Without the pictures, repeat the listing character for character.

——

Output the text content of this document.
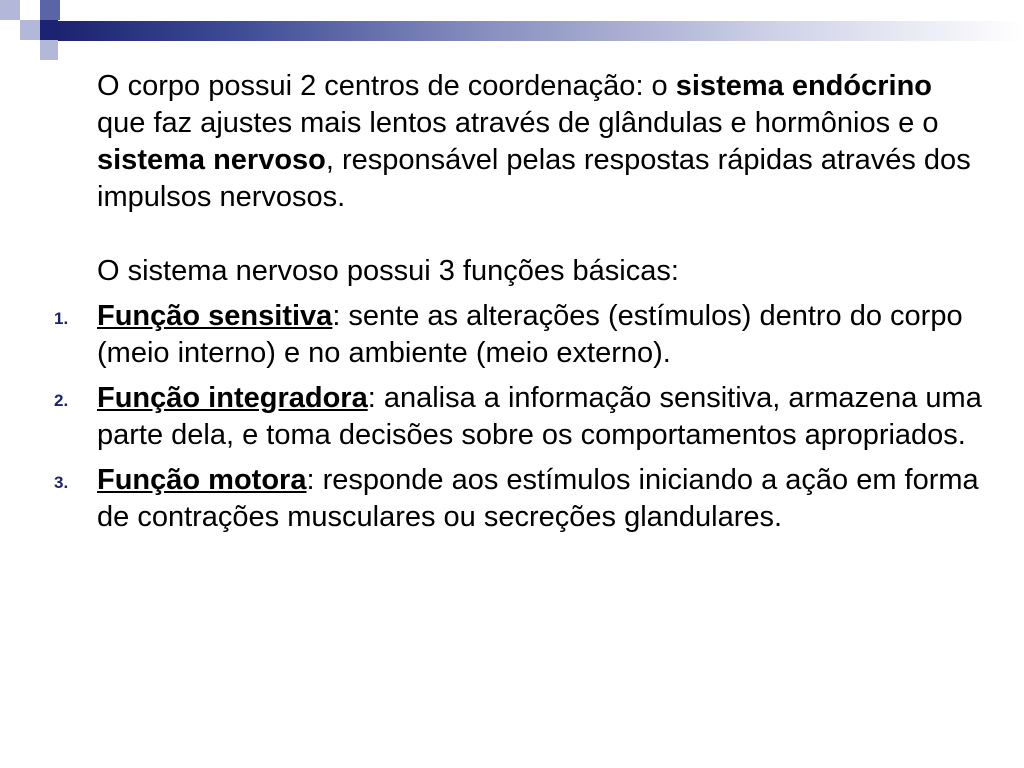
O corpo possui 2 centros de coordenação: o sistema endócrino que faz ajustes mais lentos através de glândulas e hormônios e o sistema nervoso, responsável pelas respostas rápidas através dos impulsos nervosos.

O sistema nervoso possui 3 funções básicas:

1. Função sensitiva: sente as alterações (estímulos) dentro do corpo (meio interno) e no ambiente (meio externo).
2. Função integradora: analisa a informação sensitiva, armazena uma parte dela, e toma decisões sobre os comportamentos apropriados.
3. Função motora: responde aos estímulos iniciando a ação em forma de contrações musculares ou secreções glandulares.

——

Task output:
Output the text content of this document.
O corpo possui 2 centros de coordenação: o sistema endócrino que faz ajustes mais lentos através de glândulas e hormônios e o sistema nervoso, responsável pelas respostas rápidas através dos impulsos nervosos.

O sistema nervoso possui 3 funções básicas:

1. Função sensitiva: sente as alterações (estímulos) dentro do corpo (meio interno) e no ambiente (meio externo).
2. Função integradora: analisa a informação sensitiva, armazena uma parte dela, e toma decisões sobre os comportamentos apropriados.
3. Função motora: responde aos estímulos iniciando a ação em forma de contrações musculares ou secreções glandulares.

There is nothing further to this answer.